◆ **Problem to solve**:
Copy every line of the records below where the word "debts" occurs.

===== Material provided

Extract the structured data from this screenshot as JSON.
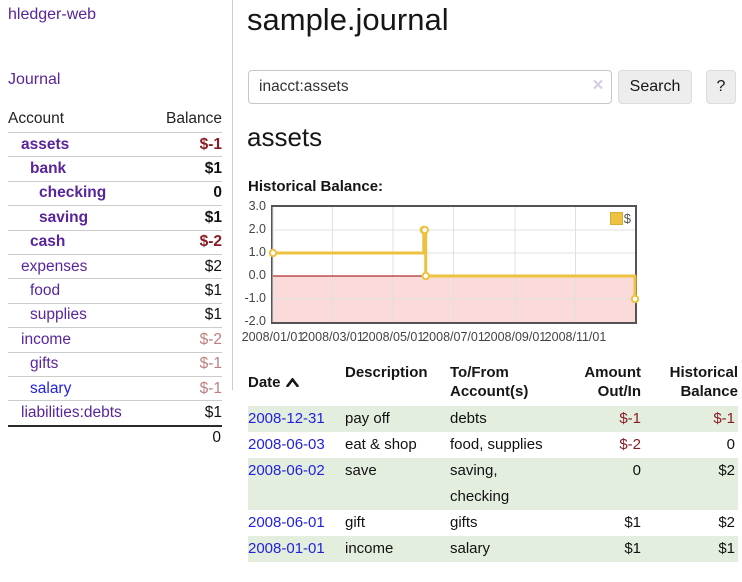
{
  "app": {
    "title": "hledger-web"
  },
  "colors": {
    "link_purple": "#58259c",
    "link_blue": "#2222dd",
    "negative_strong": "#8b1c24",
    "negative_muted": "#bd7e7e",
    "row_stripe_green": "#e3eedf",
    "chart_series_gold": "#edc240",
    "chart_negative_region": "#fbdada",
    "chart_zero_line": "#990000"
  },
  "sidebar": {
    "journal_label": "Journal",
    "accounts": {
      "col_account": "Account",
      "col_balance": "Balance",
      "rows": [
        {
          "name": "assets",
          "balance": "$-1"
        },
        {
          "name": "bank",
          "balance": "$1"
        },
        {
          "name": "checking",
          "balance": "0"
        },
        {
          "name": "saving",
          "balance": "$1"
        },
        {
          "name": "cash",
          "balance": "$-2"
        },
        {
          "name": "expenses",
          "balance": "$2"
        },
        {
          "name": "food",
          "balance": "$1"
        },
        {
          "name": "supplies",
          "balance": "$1"
        },
        {
          "name": "income",
          "balance": "$-2"
        },
        {
          "name": "gifts",
          "balance": "$-1"
        },
        {
          "name": "salary",
          "balance": "$-1"
        },
        {
          "name": "liabilities:debts",
          "balance": "$1"
        }
      ],
      "total": "0"
    }
  },
  "main": {
    "title": "sample.journal",
    "search": {
      "value": "inacct:assets",
      "clear_icon": "×",
      "search_label": "Search",
      "help_label": "?"
    },
    "account_heading": "assets",
    "chart_label": "Historical Balance:"
  },
  "register": {
    "columns": {
      "date": "Date",
      "sort_icon": "chevron-up",
      "description": "Description",
      "accounts": "To/From Account(s)",
      "amount": "Amount Out/In",
      "balance": "Historical Balance"
    },
    "rows": [
      {
        "date": "2008-12-31",
        "description": "pay off",
        "accounts": "debts",
        "amount": "$-1",
        "balance": "$-1"
      },
      {
        "date": "2008-06-03",
        "description": "eat & shop",
        "accounts": "food, supplies",
        "amount": "$-2",
        "balance": "0"
      },
      {
        "date": "2008-06-02",
        "description": "save",
        "accounts": "saving, checking",
        "amount": "0",
        "balance": "$2"
      },
      {
        "date": "2008-06-01",
        "description": "gift",
        "accounts": "gifts",
        "amount": "$1",
        "balance": "$2"
      },
      {
        "date": "2008-01-01",
        "description": "income",
        "accounts": "salary",
        "amount": "$1",
        "balance": "$1"
      }
    ]
  },
  "chart_data": {
    "type": "line",
    "title": "Historical Balance",
    "steps": true,
    "x_range": [
      "2008-01-01",
      "2008-12-31"
    ],
    "ylim": [
      -2,
      3
    ],
    "series": [
      {
        "name": "$",
        "color": "#edc240",
        "points": [
          {
            "date": "2008-01-01",
            "value": 1
          },
          {
            "date": "2008-06-01",
            "value": 2
          },
          {
            "date": "2008-06-02",
            "value": 2
          },
          {
            "date": "2008-06-03",
            "value": 0
          },
          {
            "date": "2008-12-31",
            "value": -1
          }
        ]
      }
    ],
    "yticks": [
      {
        "v": 3,
        "label": "3.0"
      },
      {
        "v": 2,
        "label": "2.0"
      },
      {
        "v": 1,
        "label": "1.0"
      },
      {
        "v": 0,
        "label": "0.0"
      },
      {
        "v": -1,
        "label": "-1.0"
      },
      {
        "v": -2,
        "label": "-2.0"
      }
    ],
    "xticks": [
      {
        "date": "2008-01-01",
        "label": "2008/01/01"
      },
      {
        "date": "2008-03-01",
        "label": "2008/03/01"
      },
      {
        "date": "2008-05-01",
        "label": "2008/05/01"
      },
      {
        "date": "2008-07-01",
        "label": "2008/07/01"
      },
      {
        "date": "2008-09-01",
        "label": "2008/09/01"
      },
      {
        "date": "2008-11-01",
        "label": "2008/11/01"
      }
    ],
    "legend": {
      "label": "$",
      "position": "top-right"
    },
    "grid": true,
    "grid_color": "#e0e0e0",
    "negative_region_color": "#fbdada",
    "zero_line_color": "#990000"
  }
}
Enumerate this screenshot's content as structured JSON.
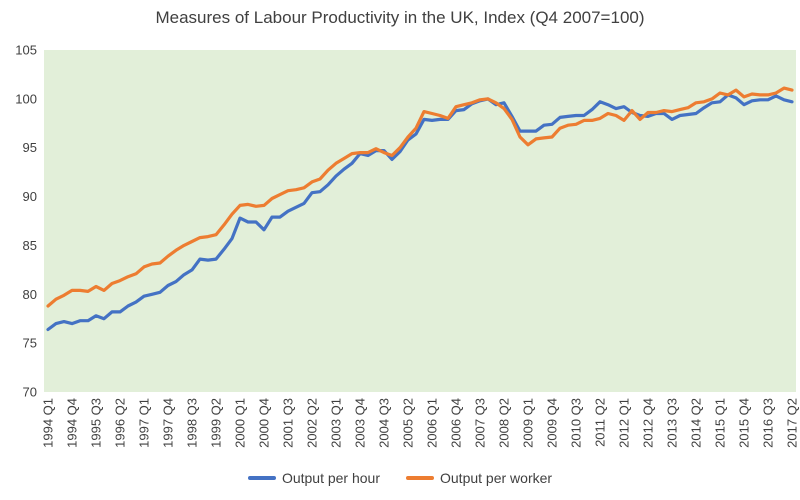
{
  "chart_data": {
    "type": "line",
    "title": "Measures of Labour Productivity in the UK, Index (Q4 2007=100)",
    "xlabel": "",
    "ylabel": "",
    "ylim": [
      70,
      105
    ],
    "yticks": [
      70,
      75,
      80,
      85,
      90,
      95,
      100,
      105
    ],
    "grid": false,
    "legend": "bottom",
    "plot_background": "#e2efd9",
    "x_tick_labels": [
      "1994 Q1",
      "1994 Q4",
      "1995 Q3",
      "1996 Q2",
      "1997 Q1",
      "1997 Q4",
      "1998 Q3",
      "1999 Q2",
      "2000 Q1",
      "2000 Q4",
      "2001 Q3",
      "2002 Q2",
      "2003 Q1",
      "2003 Q4",
      "2004 Q3",
      "2005 Q2",
      "2006 Q1",
      "2006 Q4",
      "2007 Q3",
      "2008 Q2",
      "2009 Q1",
      "2009 Q4",
      "2010 Q3",
      "2011 Q2",
      "2012 Q1",
      "2012 Q4",
      "2013 Q3",
      "2014 Q2",
      "2015 Q1",
      "2015 Q4",
      "2016 Q3",
      "2017 Q2"
    ],
    "x": [
      "1994 Q1",
      "1994 Q2",
      "1994 Q3",
      "1994 Q4",
      "1995 Q1",
      "1995 Q2",
      "1995 Q3",
      "1995 Q4",
      "1996 Q1",
      "1996 Q2",
      "1996 Q3",
      "1996 Q4",
      "1997 Q1",
      "1997 Q2",
      "1997 Q3",
      "1997 Q4",
      "1998 Q1",
      "1998 Q2",
      "1998 Q3",
      "1998 Q4",
      "1999 Q1",
      "1999 Q2",
      "1999 Q3",
      "1999 Q4",
      "2000 Q1",
      "2000 Q2",
      "2000 Q3",
      "2000 Q4",
      "2001 Q1",
      "2001 Q2",
      "2001 Q3",
      "2001 Q4",
      "2002 Q1",
      "2002 Q2",
      "2002 Q3",
      "2002 Q4",
      "2003 Q1",
      "2003 Q2",
      "2003 Q3",
      "2003 Q4",
      "2004 Q1",
      "2004 Q2",
      "2004 Q3",
      "2004 Q4",
      "2005 Q1",
      "2005 Q2",
      "2005 Q3",
      "2005 Q4",
      "2006 Q1",
      "2006 Q2",
      "2006 Q3",
      "2006 Q4",
      "2007 Q1",
      "2007 Q2",
      "2007 Q3",
      "2007 Q4",
      "2008 Q1",
      "2008 Q2",
      "2008 Q3",
      "2008 Q4",
      "2009 Q1",
      "2009 Q2",
      "2009 Q3",
      "2009 Q4",
      "2010 Q1",
      "2010 Q2",
      "2010 Q3",
      "2010 Q4",
      "2011 Q1",
      "2011 Q2",
      "2011 Q3",
      "2011 Q4",
      "2012 Q1",
      "2012 Q2",
      "2012 Q3",
      "2012 Q4",
      "2013 Q1",
      "2013 Q2",
      "2013 Q3",
      "2013 Q4",
      "2014 Q1",
      "2014 Q2",
      "2014 Q3",
      "2014 Q4",
      "2015 Q1",
      "2015 Q2",
      "2015 Q3",
      "2015 Q4",
      "2016 Q1",
      "2016 Q2",
      "2016 Q3",
      "2016 Q4",
      "2017 Q1",
      "2017 Q2"
    ],
    "series": [
      {
        "name": "Output per hour",
        "color": "#4472c4",
        "values": [
          76.4,
          77.0,
          77.2,
          77.0,
          77.3,
          77.3,
          77.8,
          77.5,
          78.2,
          78.2,
          78.8,
          79.2,
          79.8,
          80.0,
          80.2,
          80.9,
          81.3,
          82.0,
          82.5,
          83.6,
          83.5,
          83.6,
          84.6,
          85.7,
          87.8,
          87.4,
          87.4,
          86.6,
          87.9,
          87.9,
          88.5,
          88.9,
          89.3,
          90.4,
          90.5,
          91.2,
          92.1,
          92.8,
          93.4,
          94.4,
          94.2,
          94.7,
          94.7,
          93.8,
          94.6,
          95.8,
          96.4,
          97.9,
          97.8,
          97.9,
          97.9,
          98.8,
          98.9,
          99.5,
          99.8,
          100.0,
          99.4,
          99.6,
          98.2,
          96.7,
          96.7,
          96.7,
          97.3,
          97.4,
          98.1,
          98.2,
          98.3,
          98.3,
          98.9,
          99.7,
          99.4,
          99.0,
          99.2,
          98.6,
          98.3,
          98.2,
          98.5,
          98.5,
          97.9,
          98.3,
          98.4,
          98.5,
          99.1,
          99.6,
          99.7,
          100.4,
          100.1,
          99.4,
          99.8,
          99.9,
          99.9,
          100.3,
          99.9,
          99.7
        ]
      },
      {
        "name": "Output per worker",
        "color": "#ed7d31",
        "values": [
          78.8,
          79.5,
          79.9,
          80.4,
          80.4,
          80.3,
          80.8,
          80.4,
          81.1,
          81.4,
          81.8,
          82.1,
          82.8,
          83.1,
          83.2,
          83.9,
          84.5,
          85.0,
          85.4,
          85.8,
          85.9,
          86.1,
          87.1,
          88.2,
          89.1,
          89.2,
          89.0,
          89.1,
          89.8,
          90.2,
          90.6,
          90.7,
          90.9,
          91.5,
          91.8,
          92.7,
          93.4,
          93.9,
          94.4,
          94.5,
          94.5,
          94.9,
          94.5,
          94.2,
          95.0,
          96.1,
          97.0,
          98.7,
          98.5,
          98.3,
          98.0,
          99.2,
          99.4,
          99.6,
          99.9,
          100.0,
          99.6,
          99.0,
          97.9,
          96.1,
          95.3,
          95.9,
          96.0,
          96.1,
          97.0,
          97.3,
          97.4,
          97.8,
          97.8,
          98.0,
          98.5,
          98.3,
          97.8,
          98.8,
          97.9,
          98.6,
          98.6,
          98.8,
          98.7,
          98.9,
          99.1,
          99.6,
          99.7,
          100.0,
          100.6,
          100.4,
          100.9,
          100.2,
          100.5,
          100.4,
          100.4,
          100.6,
          101.1,
          100.9
        ]
      }
    ]
  }
}
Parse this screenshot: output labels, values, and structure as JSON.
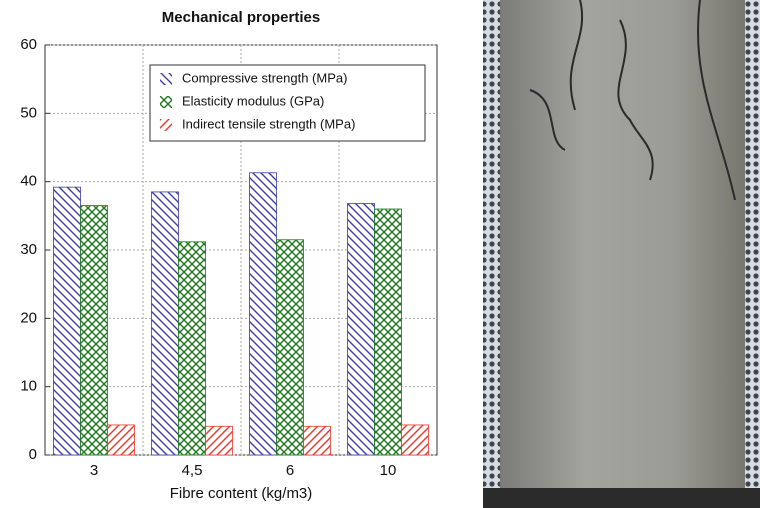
{
  "chart_data": {
    "type": "bar",
    "title": "Mechanical properties",
    "x_label": "Fibre content (kg/m3)",
    "categories": [
      "3",
      "4,5",
      "6",
      "10"
    ],
    "series": [
      {
        "name": "Compressive strength (MPa)",
        "color": "#3b3bb0",
        "hatch": "backslash",
        "values": [
          39.2,
          38.5,
          41.3,
          36.8
        ]
      },
      {
        "name": "Elasticity modulus (GPa)",
        "color": "#1c7a1c",
        "hatch": "cross",
        "values": [
          36.5,
          31.2,
          31.5,
          36.0
        ]
      },
      {
        "name": "Indirect tensile strength (MPa)",
        "color": "#e33a2e",
        "hatch": "slash",
        "values": [
          4.4,
          4.2,
          4.2,
          4.4
        ]
      }
    ],
    "ylim": [
      0,
      60
    ],
    "yticks": [
      0,
      10,
      20,
      30,
      40,
      50,
      60
    ],
    "grid": true,
    "legend": "upper right"
  }
}
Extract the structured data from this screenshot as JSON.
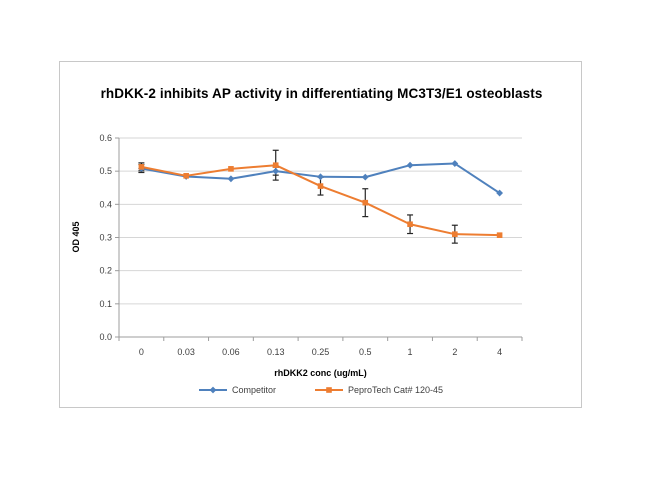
{
  "window": {
    "background": "#ffffff"
  },
  "chart_data": {
    "type": "line",
    "title": "rhDKK-2 inhibits AP activity in differentiating MC3T3/E1 osteoblasts",
    "xlabel": "rhDKK2 conc (ug/mL)",
    "ylabel": "OD 405",
    "categories": [
      "0",
      "0.03",
      "0.06",
      "0.13",
      "0.25",
      "0.5",
      "1",
      "2",
      "4"
    ],
    "y_tick_labels": [
      "0.0",
      "0.1",
      "0.2",
      "0.3",
      "0.4",
      "0.5",
      "0.6"
    ],
    "y_ticks": [
      0.0,
      0.1,
      0.2,
      0.3,
      0.4,
      0.5,
      0.6
    ],
    "ylim": [
      0.0,
      0.6
    ],
    "grid": "horizontal",
    "legend_position": "bottom-center",
    "series": [
      {
        "name": "Competitor",
        "color": "#4F81BD",
        "marker": "diamond",
        "values": [
          0.508,
          0.484,
          0.477,
          0.5,
          0.483,
          0.482,
          0.518,
          0.523,
          0.434
        ],
        "error": [
          0.012,
          0,
          0,
          0.012,
          0,
          0,
          0,
          0,
          0
        ]
      },
      {
        "name": "PeproTech Cat# 120-45",
        "color": "#ED7D31",
        "marker": "square",
        "values": [
          0.513,
          0.486,
          0.507,
          0.518,
          0.455,
          0.405,
          0.34,
          0.31,
          0.307
        ],
        "error": [
          0.012,
          0,
          0,
          0.045,
          0.027,
          0.042,
          0.028,
          0.027,
          0
        ]
      }
    ],
    "colors": {
      "gridline": "#D6D6D6",
      "axis": "#9C9C9C",
      "error_bar": "#262626",
      "tick_text": "#3F3F3F",
      "title_text": "#000000",
      "frame_border": "#C8C8C8"
    }
  }
}
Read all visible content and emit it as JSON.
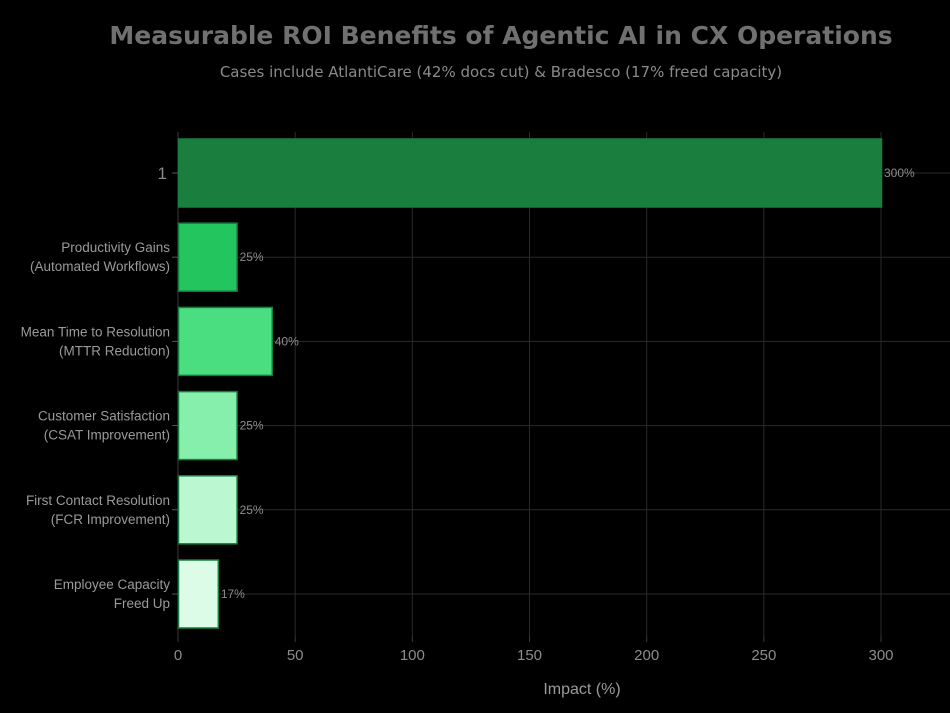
{
  "chart_data": {
    "type": "bar",
    "orientation": "horizontal",
    "title": "Measurable ROI Benefits of Agentic AI in CX Operations",
    "subtitle": "Cases include AtlantiCare (42% docs cut) & Bradesco (17% freed capacity)",
    "xlabel": "Impact (%)",
    "ylabel": "",
    "xlim": [
      0,
      329
    ],
    "xticks": [
      0,
      50,
      100,
      150,
      200,
      250,
      300
    ],
    "grid": true,
    "categories": [
      [
        "1"
      ],
      [
        "Productivity Gains",
        "(Automated Workflows)"
      ],
      [
        "Mean Time to Resolution",
        "(MTTR Reduction)"
      ],
      [
        "Customer Satisfaction",
        "(CSAT Improvement)"
      ],
      [
        "First Contact Resolution",
        "(FCR Improvement)"
      ],
      [
        "Employee Capacity",
        "Freed Up"
      ]
    ],
    "values": [
      300,
      25,
      40,
      25,
      25,
      17
    ],
    "data_labels": [
      "300%",
      "25%",
      "40%",
      "25%",
      "25%",
      "17%"
    ],
    "colors": [
      "#1a7f3e",
      "#22c55e",
      "#4ade80",
      "#86efac",
      "#bbf7d0",
      "#dcfce7"
    ],
    "bar_border_color": "#15803d",
    "background": "#000000"
  }
}
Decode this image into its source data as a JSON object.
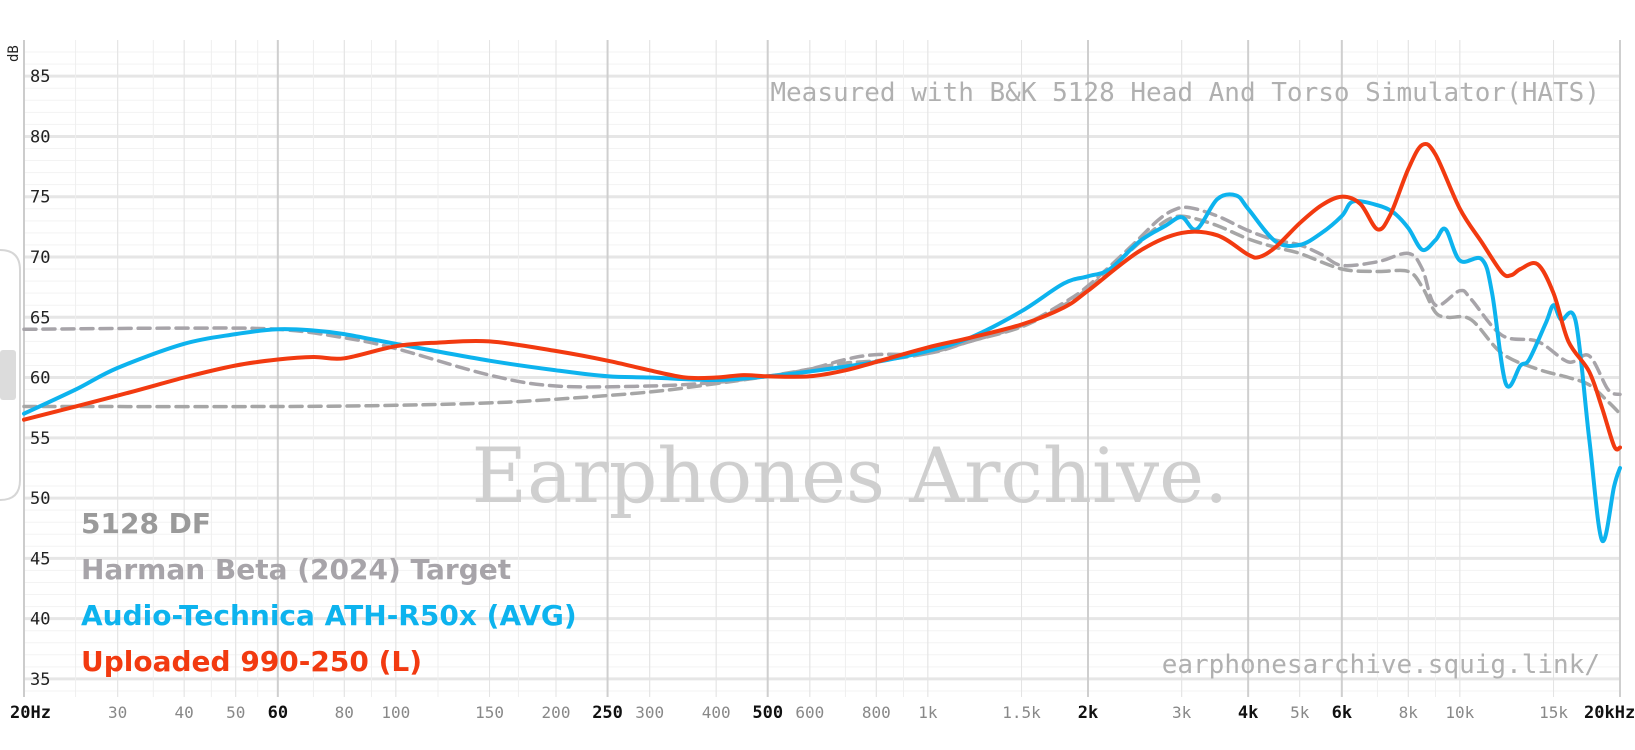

==========

◆ **Response to the task**:
          "name": "liabilities:debts",
        "accounts": "debts",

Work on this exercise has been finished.